- Work instructions: Among the lines below, list those containing the string "seeking".

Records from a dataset
------------------------------

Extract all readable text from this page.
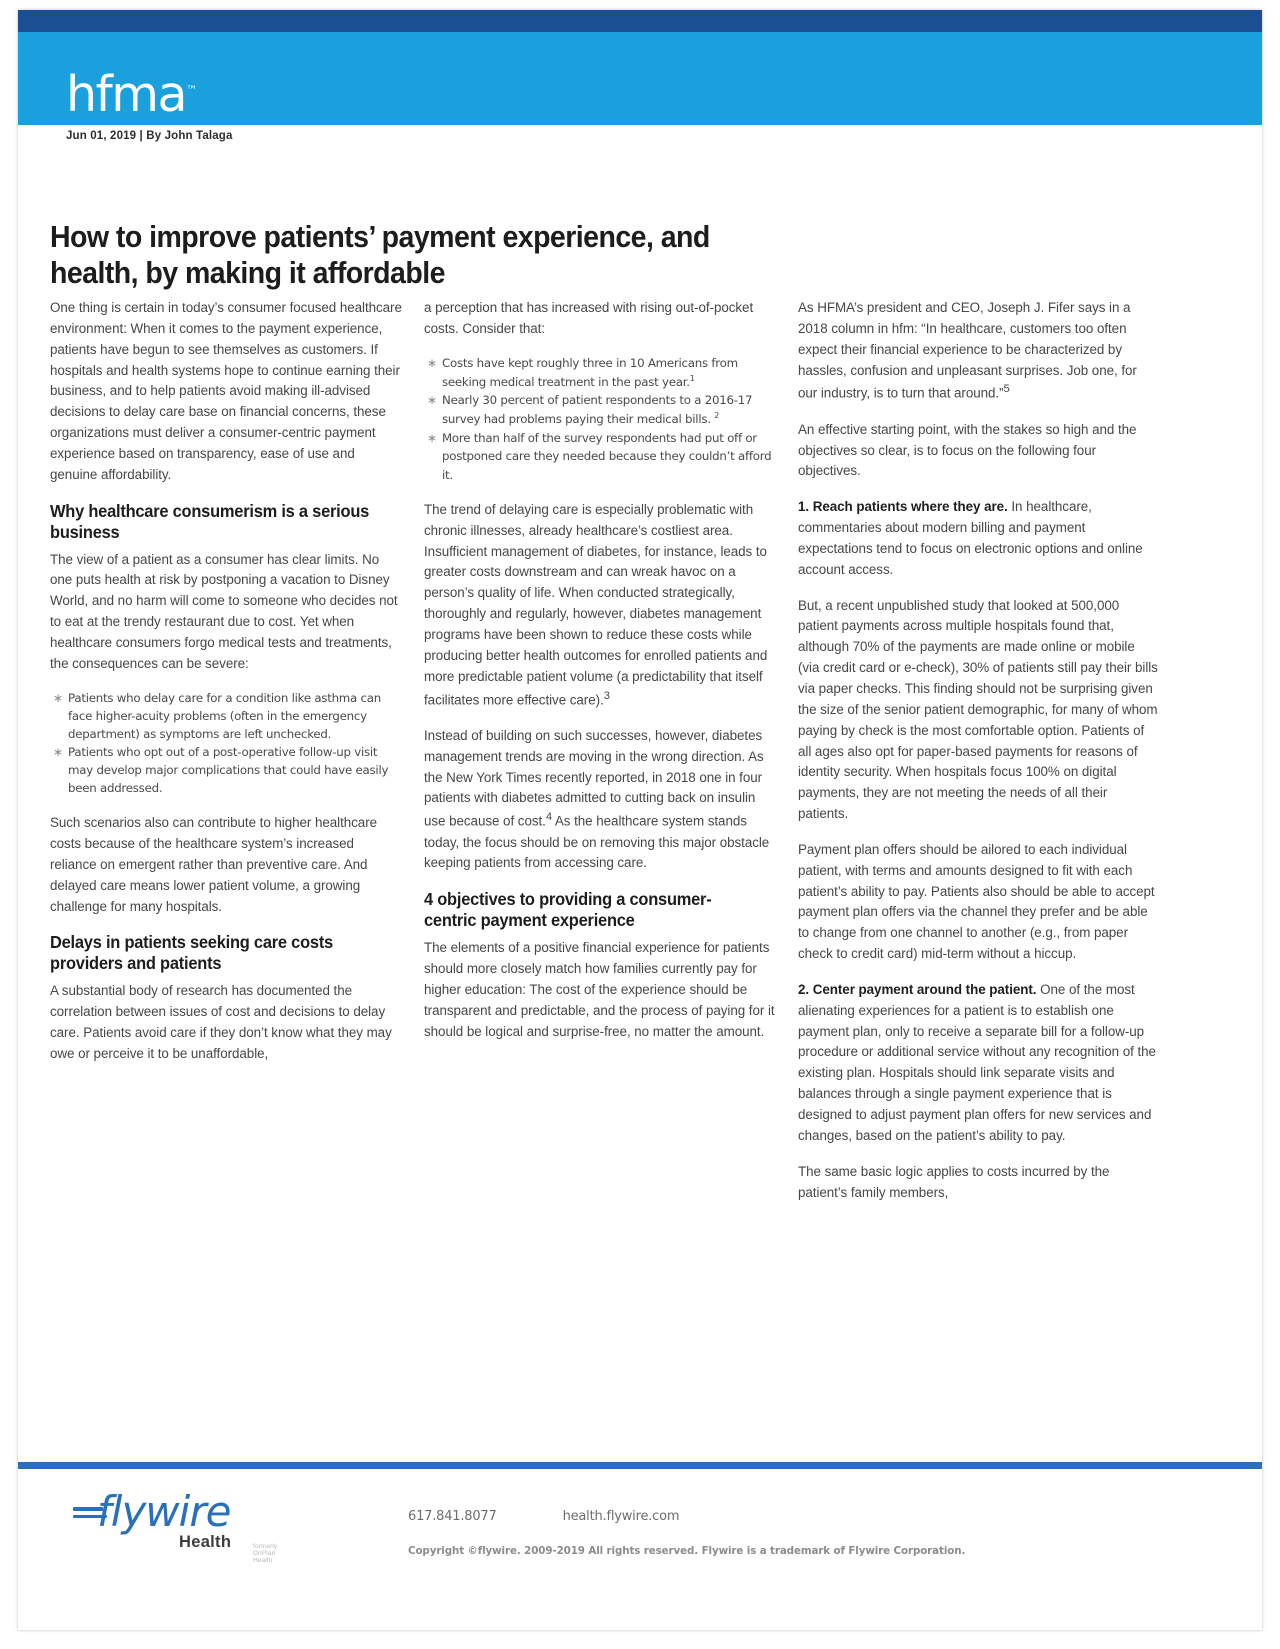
hfma™
Jun 01, 2019 | By John Talaga
How to improve patients’ payment experience, and health, by making it affordable

One thing is certain in today’s consumer focused healthcare environment: When it comes to the payment experience, patients have begun to see themselves as customers. If hospitals and health systems hope to continue earning their business, and to help patients avoid making ill-advised decisions to delay care base on financial concerns, these organizations must deliver a consumer-centric payment experience based on transparency, ease of use and genuine affordability.

Why healthcare consumerism is a serious business

The view of a patient as a consumer has clear limits. No one puts health at risk by postponing a vacation to Disney World, and no harm will come to someone who decides not to eat at the trendy restaurant due to cost. Yet when healthcare consumers forgo medical tests and treatments, the consequences can be severe:

∗ Patients who delay care for a condition like asthma can face higher-acuity problems (often in the emergency department) as symptoms are left unchecked.
∗ Patients who opt out of a post-operative follow-up visit may develop major complications that could have easily been addressed.

Such scenarios also can contribute to higher healthcare costs because of the healthcare system’s increased reliance on emergent rather than preventive care. And delayed care means lower patient volume, a growing challenge for many hospitals.

Delays in patients seeking care costs providers and patients

A substantial body of research has documented the correlation between issues of cost and decisions to delay care. Patients avoid care if they don’t know what they may owe or perceive it to be unaffordable,

a perception that has increased with rising out-of-pocket costs. Consider that:

∗ Costs have kept roughly three in 10 Americans from seeking medical treatment in the past year.$^1$
∗ Nearly 30 percent of patient respondents to a 2016-17 survey had problems paying their medical bills. $^2$
∗ More than half of the survey respondents had put off or postponed care they needed because they couldn’t afford it.

The trend of delaying care is especially problematic with chronic illnesses, already healthcare’s costliest area. Insufficient management of diabetes, for instance, leads to greater costs downstream and can wreak havoc on a person’s quality of life. When conducted strategically, thoroughly and regularly, however, diabetes management programs have been shown to reduce these costs while producing better health outcomes for enrolled patients and more predictable patient volume (a predictability that itself facilitates more effective care).$^3$

Instead of building on such successes, however, diabetes management trends are moving in the wrong direction. As the New York Times recently reported, in 2018 one in four patients with diabetes admitted to cutting back on insulin use because of cost.$^4$ As the healthcare system stands today, the focus should be on removing this major obstacle keeping patients from accessing care.

4 objectives to providing a consumer-centric payment experience

The elements of a positive financial experience for patients should more closely match how families currently pay for higher education: The cost of the experience should be transparent and predictable, and the process of paying for it should be logical and surprise-free, no matter the amount.

As HFMA’s president and CEO, Joseph J. Fifer says in a 2018 column in hfm: “In healthcare, customers too often expect their financial experience to be characterized by hassles, confusion and unpleasant surprises. Job one, for our industry, is to turn that around.”$^5$

An effective starting point, with the stakes so high and the objectives so clear, is to focus on the following four objectives.

1. Reach patients where they are. In healthcare, commentaries about modern billing and payment expectations tend to focus on electronic options and online account access.

But, a recent unpublished study that looked at 500,000 patient payments across multiple hospitals found that, although 70% of the payments are made online or mobile (via credit card or e-check), 30% of patients still pay their bills via paper checks. This finding should not be surprising given the size of the senior patient demographic, for many of whom paying by check is the most comfortable option. Patients of all ages also opt for paper-based payments for reasons of identity security. When hospitals focus 100% on digital payments, they are not meeting the needs of all their patients.

Payment plan offers should be ailored to each individual patient, with terms and amounts designed to fit with each patient’s ability to pay. Patients also should be able to accept payment plan offers via the channel they prefer and be able to change from one channel to another (e.g., from paper check to credit card) mid-term without a hiccup.

2. Center payment around the patient. One of the most alienating experiences for a patient is to establish one payment plan, only to receive a separate bill for a follow-up procedure or additional service without any recognition of the existing plan. Hospitals should link separate visits and balances through a single payment experience that is designed to adjust payment plan offers for new services and changes, based on the patient’s ability to pay.

The same basic logic applies to costs incurred by the patient’s family members,

flywire
Health	formerly OnPlan Health
617.841.8077	health.flywire.com
Copyright ©flywire. 2009-2019 All rights reserved. Flywire is a trademark of Flywire Corporation.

------------------------------

- Finished task:
Delays in patients seeking care costs providers and patients
∗ Costs have kept roughly three in 10 Americans from seeking medical treatment in the past year.$^1$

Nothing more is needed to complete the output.